(Dataset records on visual material)

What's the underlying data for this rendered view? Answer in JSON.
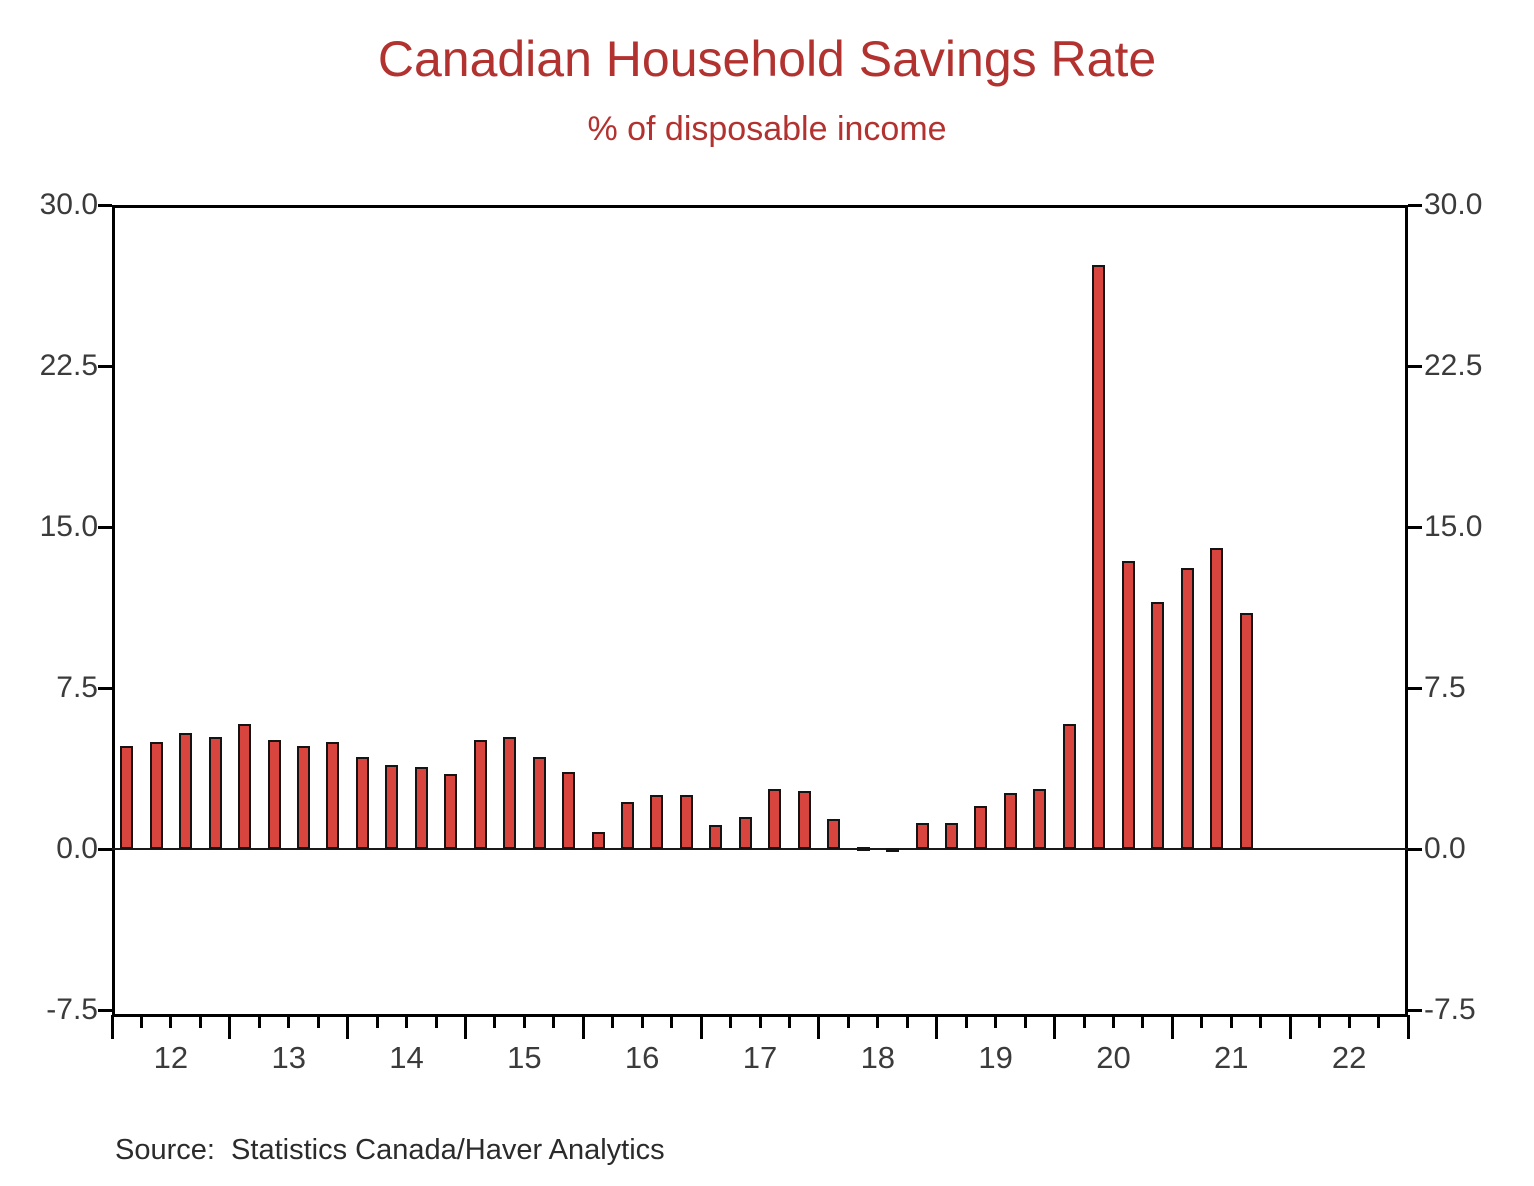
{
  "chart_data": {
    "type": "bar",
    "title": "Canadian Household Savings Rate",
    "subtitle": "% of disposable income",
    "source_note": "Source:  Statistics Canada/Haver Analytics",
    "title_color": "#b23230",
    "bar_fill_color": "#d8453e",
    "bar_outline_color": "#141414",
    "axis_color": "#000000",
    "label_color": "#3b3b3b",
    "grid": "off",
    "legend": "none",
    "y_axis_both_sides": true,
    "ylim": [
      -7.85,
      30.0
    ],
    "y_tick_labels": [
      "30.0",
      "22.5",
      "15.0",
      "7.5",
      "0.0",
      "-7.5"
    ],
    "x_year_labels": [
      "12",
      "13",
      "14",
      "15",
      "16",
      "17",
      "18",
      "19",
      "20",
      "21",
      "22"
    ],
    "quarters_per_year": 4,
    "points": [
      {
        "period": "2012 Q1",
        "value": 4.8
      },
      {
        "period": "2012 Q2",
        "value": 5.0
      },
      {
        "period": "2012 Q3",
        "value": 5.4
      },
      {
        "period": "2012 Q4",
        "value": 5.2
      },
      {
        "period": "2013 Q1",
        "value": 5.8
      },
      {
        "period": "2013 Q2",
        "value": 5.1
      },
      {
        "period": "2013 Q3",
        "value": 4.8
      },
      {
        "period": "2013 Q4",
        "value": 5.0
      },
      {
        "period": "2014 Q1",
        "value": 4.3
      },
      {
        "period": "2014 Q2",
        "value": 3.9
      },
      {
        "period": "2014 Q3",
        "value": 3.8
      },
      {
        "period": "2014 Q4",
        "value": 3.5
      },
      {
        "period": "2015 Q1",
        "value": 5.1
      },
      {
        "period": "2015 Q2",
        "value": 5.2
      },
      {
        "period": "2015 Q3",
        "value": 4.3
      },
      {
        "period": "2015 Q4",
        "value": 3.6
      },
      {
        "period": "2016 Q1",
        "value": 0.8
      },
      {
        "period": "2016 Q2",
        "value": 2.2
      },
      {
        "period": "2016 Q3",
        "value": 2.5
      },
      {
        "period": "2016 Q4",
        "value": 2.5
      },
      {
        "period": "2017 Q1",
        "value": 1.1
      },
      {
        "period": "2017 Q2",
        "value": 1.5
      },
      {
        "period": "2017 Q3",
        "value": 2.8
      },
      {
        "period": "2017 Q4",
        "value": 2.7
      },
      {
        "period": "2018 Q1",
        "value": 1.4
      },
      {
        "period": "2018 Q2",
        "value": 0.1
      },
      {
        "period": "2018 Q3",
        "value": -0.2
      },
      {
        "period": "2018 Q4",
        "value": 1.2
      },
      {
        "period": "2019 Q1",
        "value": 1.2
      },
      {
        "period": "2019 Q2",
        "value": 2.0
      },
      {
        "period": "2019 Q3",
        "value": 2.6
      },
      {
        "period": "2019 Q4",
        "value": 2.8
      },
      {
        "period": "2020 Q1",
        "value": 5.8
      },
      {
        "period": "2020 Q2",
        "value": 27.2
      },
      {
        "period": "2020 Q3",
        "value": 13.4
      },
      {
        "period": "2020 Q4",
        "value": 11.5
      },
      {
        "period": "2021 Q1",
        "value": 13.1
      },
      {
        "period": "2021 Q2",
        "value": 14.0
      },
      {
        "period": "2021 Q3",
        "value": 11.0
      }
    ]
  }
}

**WHAT TO PRODUCE**
Omit any images, then output the listing exactly.

**SOLUTION FOR THIS EXERCISE**
What's the underlying data for this rendered view? Answer in JSON.
{
  "chart_data": {
    "type": "bar",
    "title": "Canadian Household Savings Rate",
    "subtitle": "% of disposable income",
    "source_note": "Source:  Statistics Canada/Haver Analytics",
    "title_color": "#b23230",
    "bar_fill_color": "#d8453e",
    "bar_outline_color": "#141414",
    "axis_color": "#000000",
    "label_color": "#3b3b3b",
    "grid": "off",
    "legend": "none",
    "y_axis_both_sides": true,
    "ylim": [
      -7.85,
      30.0
    ],
    "y_tick_labels": [
      "30.0",
      "22.5",
      "15.0",
      "7.5",
      "0.0",
      "-7.5"
    ],
    "x_year_labels": [
      "12",
      "13",
      "14",
      "15",
      "16",
      "17",
      "18",
      "19",
      "20",
      "21",
      "22"
    ],
    "quarters_per_year": 4,
    "points": [
      {
        "period": "2012 Q1",
        "value": 4.8
      },
      {
        "period": "2012 Q2",
        "value": 5.0
      },
      {
        "period": "2012 Q3",
        "value": 5.4
      },
      {
        "period": "2012 Q4",
        "value": 5.2
      },
      {
        "period": "2013 Q1",
        "value": 5.8
      },
      {
        "period": "2013 Q2",
        "value": 5.1
      },
      {
        "period": "2013 Q3",
        "value": 4.8
      },
      {
        "period": "2013 Q4",
        "value": 5.0
      },
      {
        "period": "2014 Q1",
        "value": 4.3
      },
      {
        "period": "2014 Q2",
        "value": 3.9
      },
      {
        "period": "2014 Q3",
        "value": 3.8
      },
      {
        "period": "2014 Q4",
        "value": 3.5
      },
      {
        "period": "2015 Q1",
        "value": 5.1
      },
      {
        "period": "2015 Q2",
        "value": 5.2
      },
      {
        "period": "2015 Q3",
        "value": 4.3
      },
      {
        "period": "2015 Q4",
        "value": 3.6
      },
      {
        "period": "2016 Q1",
        "value": 0.8
      },
      {
        "period": "2016 Q2",
        "value": 2.2
      },
      {
        "period": "2016 Q3",
        "value": 2.5
      },
      {
        "period": "2016 Q4",
        "value": 2.5
      },
      {
        "period": "2017 Q1",
        "value": 1.1
      },
      {
        "period": "2017 Q2",
        "value": 1.5
      },
      {
        "period": "2017 Q3",
        "value": 2.8
      },
      {
        "period": "2017 Q4",
        "value": 2.7
      },
      {
        "period": "2018 Q1",
        "value": 1.4
      },
      {
        "period": "2018 Q2",
        "value": 0.1
      },
      {
        "period": "2018 Q3",
        "value": -0.2
      },
      {
        "period": "2018 Q4",
        "value": 1.2
      },
      {
        "period": "2019 Q1",
        "value": 1.2
      },
      {
        "period": "2019 Q2",
        "value": 2.0
      },
      {
        "period": "2019 Q3",
        "value": 2.6
      },
      {
        "period": "2019 Q4",
        "value": 2.8
      },
      {
        "period": "2020 Q1",
        "value": 5.8
      },
      {
        "period": "2020 Q2",
        "value": 27.2
      },
      {
        "period": "2020 Q3",
        "value": 13.4
      },
      {
        "period": "2020 Q4",
        "value": 11.5
      },
      {
        "period": "2021 Q1",
        "value": 13.1
      },
      {
        "period": "2021 Q2",
        "value": 14.0
      },
      {
        "period": "2021 Q3",
        "value": 11.0
      }
    ]
  }
}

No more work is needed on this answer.